• **Passage shown**
☆ ☆ ☆ ☆ ☆

# Mini and a Error V87



## The Merg (Dec 2, 2007)

I have noticed an issue recently with my Mini and my Roamio Pro. If I start the playback of a recording that is still recording, the playback will fail at about the 50 minute mark. By this time, the show has already finished recording. When the playback fails, it says that communication has been interrupted with the Roamio and lists error V87. When this happens, I can immediately start the playback again, although I need to fast forward from the beginning of the show.

Anyone else seeing this or have a resolution?

Thanks,
Merg

Sent from my iPad using Tapatalk


----------



## Mumzy (Apr 27, 2014)

I was having a similar issue with constant dropouts with v87 error. I was able to correct the problem by setting up a static ip address for the Roamio and Mini.


----------



## The Merg (Dec 2, 2007)

Mumzy said:


> I was having a similar issue with constant dropouts with v87 error. I was able to correct the problem by setting up a static ip address for the Roamio and Mini.


Already have that. And the only time it happens to me is in the above scenario. Start playback of a show that is recording and the recording ends before playback is over.

- Merg

Sent from my iPhone using Tapatalk


----------



## Diana Collins (Aug 21, 2002)

We have seen this happen between our two Roamio Pros as well as between a Mini and a Roamio. At some point after the recording on the "host" DVR finishes something happens (garbage collection of some kind perhaps) that causes these errors. Perhaps there is a momentary disruption in the data flow, that the client unit perceives as a communications failure. This was more prevalent before the Summer update - we used to see it when watching delayed on a Mini and a recording finished on the host TiVo. 

We even had a case of the error popping up on the Mini while we were in the Guide with Live TV in a window. In this case, the live TV kept playing despite the on-screen message saying communications had been lost.

It is rare enough that we just live with it, but it is annoying when it happens.


----------



## The Merg (Dec 2, 2007)

Yeah, it basically happens every time I watch a show that is still recording and then finishes recording while I am still watching.


- Merg

Sent from my iPhone using Tapatalk


----------



## GoodHomer (Feb 28, 2014)

I went back and forth with TiVo support for several weeks on this issue (V87 errors only when watching a "in progress" recording). I saw this issue on both Ethernet and MoCA, and with different DVRs. They did finally escalate and say they had identified an issue in the system (though they didn't say whether it was a software or hardware issue), but there was no ETA on a resolution, and they closed my support case. So it does sound like they are at least aware of the issue. If you are seeing this issue, please report it and go through their basic troubleshooting so it is eventually escalated to the right folks; hopefully that will put more pressure on them to make fixing the issue a higher priority.


----------



## Time_Slip (Dec 10, 2013)

They will never fix it. I reported it 3x since December 2013. At the very least, they should have the mini automatically reconnect and then play the show from the point of disconnect.


----------



## dbwilbur (Apr 6, 2007)

I am starting to notice the dreaded V87 as well on my mini. A fix cannot come soon enough! It doesn't seem to matter the network interface, it still happens.


----------



## sathead (Jan 12, 2008)

I've used my new Mini just two nights now- had the v87 error too- both times while watching recordings still in progress.

☆ ☆ ☆ ☆ ☆

(Dataset excerpt)

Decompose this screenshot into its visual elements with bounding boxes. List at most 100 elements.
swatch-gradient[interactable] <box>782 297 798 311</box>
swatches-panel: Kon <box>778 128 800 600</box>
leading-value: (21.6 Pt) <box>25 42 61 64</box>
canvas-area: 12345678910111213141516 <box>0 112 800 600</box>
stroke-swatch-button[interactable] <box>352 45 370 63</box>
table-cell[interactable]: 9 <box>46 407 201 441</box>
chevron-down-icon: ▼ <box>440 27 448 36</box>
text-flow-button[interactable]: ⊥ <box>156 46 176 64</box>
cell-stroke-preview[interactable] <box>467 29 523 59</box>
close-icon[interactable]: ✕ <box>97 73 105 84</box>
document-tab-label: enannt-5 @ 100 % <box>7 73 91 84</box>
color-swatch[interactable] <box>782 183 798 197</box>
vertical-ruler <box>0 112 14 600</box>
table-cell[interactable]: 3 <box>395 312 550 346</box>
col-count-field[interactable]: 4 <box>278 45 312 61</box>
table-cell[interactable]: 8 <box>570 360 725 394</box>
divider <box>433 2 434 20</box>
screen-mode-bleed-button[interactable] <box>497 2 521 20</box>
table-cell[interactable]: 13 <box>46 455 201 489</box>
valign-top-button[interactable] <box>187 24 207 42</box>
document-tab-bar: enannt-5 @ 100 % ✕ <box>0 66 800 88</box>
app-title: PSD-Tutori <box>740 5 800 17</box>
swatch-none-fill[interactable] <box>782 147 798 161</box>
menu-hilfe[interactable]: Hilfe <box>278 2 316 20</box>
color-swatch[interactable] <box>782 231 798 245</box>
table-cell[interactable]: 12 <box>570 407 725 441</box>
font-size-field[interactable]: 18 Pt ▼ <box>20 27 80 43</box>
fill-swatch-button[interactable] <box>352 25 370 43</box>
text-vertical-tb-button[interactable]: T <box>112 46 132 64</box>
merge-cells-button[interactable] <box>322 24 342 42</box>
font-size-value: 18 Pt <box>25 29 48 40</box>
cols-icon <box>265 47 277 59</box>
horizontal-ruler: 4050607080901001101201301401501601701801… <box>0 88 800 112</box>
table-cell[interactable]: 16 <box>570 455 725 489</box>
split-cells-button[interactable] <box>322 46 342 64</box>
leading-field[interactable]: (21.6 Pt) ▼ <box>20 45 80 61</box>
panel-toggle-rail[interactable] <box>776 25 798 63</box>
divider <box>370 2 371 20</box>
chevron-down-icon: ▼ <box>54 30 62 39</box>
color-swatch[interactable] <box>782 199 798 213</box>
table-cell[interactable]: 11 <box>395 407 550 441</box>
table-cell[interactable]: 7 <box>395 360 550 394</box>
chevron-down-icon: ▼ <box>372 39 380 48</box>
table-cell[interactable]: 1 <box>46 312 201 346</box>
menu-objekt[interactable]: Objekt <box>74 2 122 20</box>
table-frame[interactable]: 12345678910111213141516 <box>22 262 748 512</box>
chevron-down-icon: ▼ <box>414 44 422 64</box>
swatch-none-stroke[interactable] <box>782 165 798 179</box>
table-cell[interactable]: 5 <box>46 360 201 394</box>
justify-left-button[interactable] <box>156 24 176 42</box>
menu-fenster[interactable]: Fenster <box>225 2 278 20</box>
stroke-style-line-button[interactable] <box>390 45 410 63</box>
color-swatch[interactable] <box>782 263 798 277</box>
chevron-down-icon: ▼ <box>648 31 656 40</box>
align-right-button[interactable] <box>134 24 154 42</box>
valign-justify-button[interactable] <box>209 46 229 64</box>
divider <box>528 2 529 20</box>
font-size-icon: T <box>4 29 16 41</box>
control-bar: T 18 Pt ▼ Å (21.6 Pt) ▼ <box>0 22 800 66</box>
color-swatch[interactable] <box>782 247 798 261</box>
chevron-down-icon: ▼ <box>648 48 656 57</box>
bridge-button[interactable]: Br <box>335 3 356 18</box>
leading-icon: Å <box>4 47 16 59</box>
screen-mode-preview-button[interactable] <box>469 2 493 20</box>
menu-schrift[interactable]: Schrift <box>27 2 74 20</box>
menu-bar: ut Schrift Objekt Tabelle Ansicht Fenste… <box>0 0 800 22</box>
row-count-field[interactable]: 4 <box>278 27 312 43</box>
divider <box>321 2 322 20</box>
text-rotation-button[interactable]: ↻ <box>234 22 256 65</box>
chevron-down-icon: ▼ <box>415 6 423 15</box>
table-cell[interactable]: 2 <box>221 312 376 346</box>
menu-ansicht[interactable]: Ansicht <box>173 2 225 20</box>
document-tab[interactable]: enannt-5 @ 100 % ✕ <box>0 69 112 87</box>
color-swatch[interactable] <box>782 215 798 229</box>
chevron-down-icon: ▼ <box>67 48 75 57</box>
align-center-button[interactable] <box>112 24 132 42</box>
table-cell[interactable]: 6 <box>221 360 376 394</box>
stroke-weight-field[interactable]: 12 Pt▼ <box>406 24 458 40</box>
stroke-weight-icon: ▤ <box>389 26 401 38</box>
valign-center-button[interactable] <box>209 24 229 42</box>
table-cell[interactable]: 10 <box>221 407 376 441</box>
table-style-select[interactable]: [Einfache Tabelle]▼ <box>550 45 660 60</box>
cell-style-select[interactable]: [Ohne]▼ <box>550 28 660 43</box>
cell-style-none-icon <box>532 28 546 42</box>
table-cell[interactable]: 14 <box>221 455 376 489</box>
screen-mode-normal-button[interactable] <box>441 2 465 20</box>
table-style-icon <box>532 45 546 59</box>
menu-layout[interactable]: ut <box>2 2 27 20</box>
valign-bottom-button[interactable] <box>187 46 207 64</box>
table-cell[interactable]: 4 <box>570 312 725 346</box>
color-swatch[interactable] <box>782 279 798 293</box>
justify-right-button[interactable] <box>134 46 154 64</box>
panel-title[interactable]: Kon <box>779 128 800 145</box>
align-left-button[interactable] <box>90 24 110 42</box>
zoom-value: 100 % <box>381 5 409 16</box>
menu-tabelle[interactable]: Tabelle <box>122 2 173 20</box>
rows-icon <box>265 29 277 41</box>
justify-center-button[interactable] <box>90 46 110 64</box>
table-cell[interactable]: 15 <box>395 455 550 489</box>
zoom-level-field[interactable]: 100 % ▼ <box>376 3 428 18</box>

☆ ☆ ☆ ☆ ☆

• **Task description**
Go on with the forum thread about V87 errors on the TiVo Mini, picking up after the last post shown. The items are unrelated to this work and can be left out.

• **Task response**
I posted about it here:
http://www.tivocommunity.com/tivo-vb/showthread.php?p=10278234#post10278234

Would be really great if TiVo finally got serious about this issue as it's been shown to happen on both Ethernet and MoCA networks.
We bought Mini's to get the (generally flawless) TiVo experience in other rooms, not some home-brew type experiment with constant streaming errors.
At this point my $60 Raspberry Pi's stream more reliably than the Mini's...


----------



## trip1eX (Apr 2, 2005)

Yeah I get this error enough to post about it. It seems to happen a few times per week. 

Usually it seems to happen on longer recordings like sports.

IT's especially annoying when it loses your place and you have to fast forward to where you were.


----------



## sathead (Jan 12, 2008)

I ended up relocating the Roamio to where I watch 'recordings in progress' and the Mimi to the location where the Roamio originally was where nobody ever watches 'recordings in progress'. V87 error solved


----------



## trip1eX (Apr 2, 2005)

I got a few of these errors yesterday again.


----------



## sathead (Jan 12, 2008)

trip1eX said:


> I got a few of these errors yesterday again.


They will continue until TiVo corrects the problem with a firmware update.


----------



## HDRyder9 (Aug 2, 2007)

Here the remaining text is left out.